Written problem: Repeat every entry word for word, skipping the pictures.

Input material:
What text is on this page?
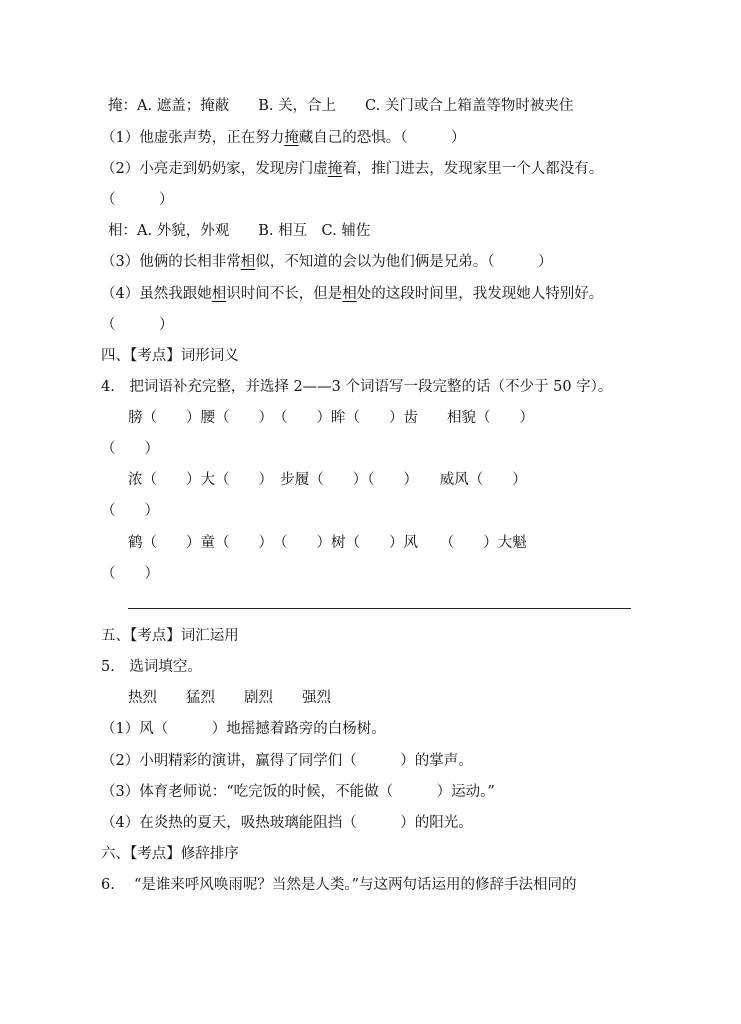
掩：A. 遮盖；掩蔽　　B. 关，合上　　C. 关门或合上箱盖等物时被夹住
（1）他虚张声势，正在努力掩藏自己的恐惧。（　　　）
（2）小亮走到奶奶家，发现房门虚掩着，推门进去，发现家里一个人都没有。
（　　　）
相：A. 外貌，外观　　B. 相互　C. 辅佐
（3）他俩的长相非常相似，不知道的会以为他们俩是兄弟。（　　　）
（4）虽然我跟她相识时间不长，但是相处的这段时间里，我发现她人特别好。
（　　　）
四、【考点】词形词义
4.　把词语补充完整，并选择 2——3 个词语写一段完整的话（不少于 50 字）。
膀（　　）腰（　　）　（　　）眸（　　）齿　　相貌（　　）
（　　）
浓（　　）大（　　）　步履（　　）（　　）　　威风（　　）
（　　）
鹤（　　）童（　　）　（　　）树（　　）风　　（　　）大魁
（　　）
五、【考点】词汇运用
5.　选词填空。
热烈　　猛烈　　剧烈　　强烈
（1）风（　　　）地摇撼着路旁的白杨树。
（2）小明精彩的演讲，赢得了同学们（　　　）的掌声。
（3）体育老师说：“吃完饭的时候，不能做（　　　）运动。”
（4）在炎热的夏天，吸热玻璃能阻挡（　　　）的阳光。
六、【考点】修辞排序
6.　 “是谁来呼风唤雨呢？当然是人类。”与这两句话运用的修辞手法相同的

Answer to the task:
What text is on this page?
掩：A. 遮盖；掩蔽　　B. 关，合上　　C. 关门或合上箱盖等物时被夹住
（1）他虚张声势，正在努力掩藏自己的恐惧。（　　　）
（2）小亮走到奶奶家，发现房门虚掩着，推门进去，发现家里一个人都没有。
（　　　）
相：A. 外貌，外观　　B. 相互　C. 辅佐
（3）他俩的长相非常相似，不知道的会以为他们俩是兄弟。（　　　）
（4）虽然我跟她相识时间不长，但是相处的这段时间里，我发现她人特别好。
（　　　）
四、【考点】词形词义
4.　把词语补充完整，并选择 2——3 个词语写一段完整的话（不少于 50 字）。
膀（　　）腰（　　）　（　　）眸（　　）齿　　相貌（　　）
（　　）
浓（　　）大（　　）　步履（　　）（　　）　　威风（　　）
（　　）
鹤（　　）童（　　）　（　　）树（　　）风　　（　　）大魁
（　　）
五、【考点】词汇运用
5.　选词填空。
热烈　　猛烈　　剧烈　　强烈
（1）风（　　　）地摇撼着路旁的白杨树。
（2）小明精彩的演讲，赢得了同学们（　　　）的掌声。
（3）体育老师说：“吃完饭的时候，不能做（　　　）运动。”
（4）在炎热的夏天，吸热玻璃能阻挡（　　　）的阳光。
六、【考点】修辞排序
6.　 “是谁来呼风唤雨呢？当然是人类。”与这两句话运用的修辞手法相同的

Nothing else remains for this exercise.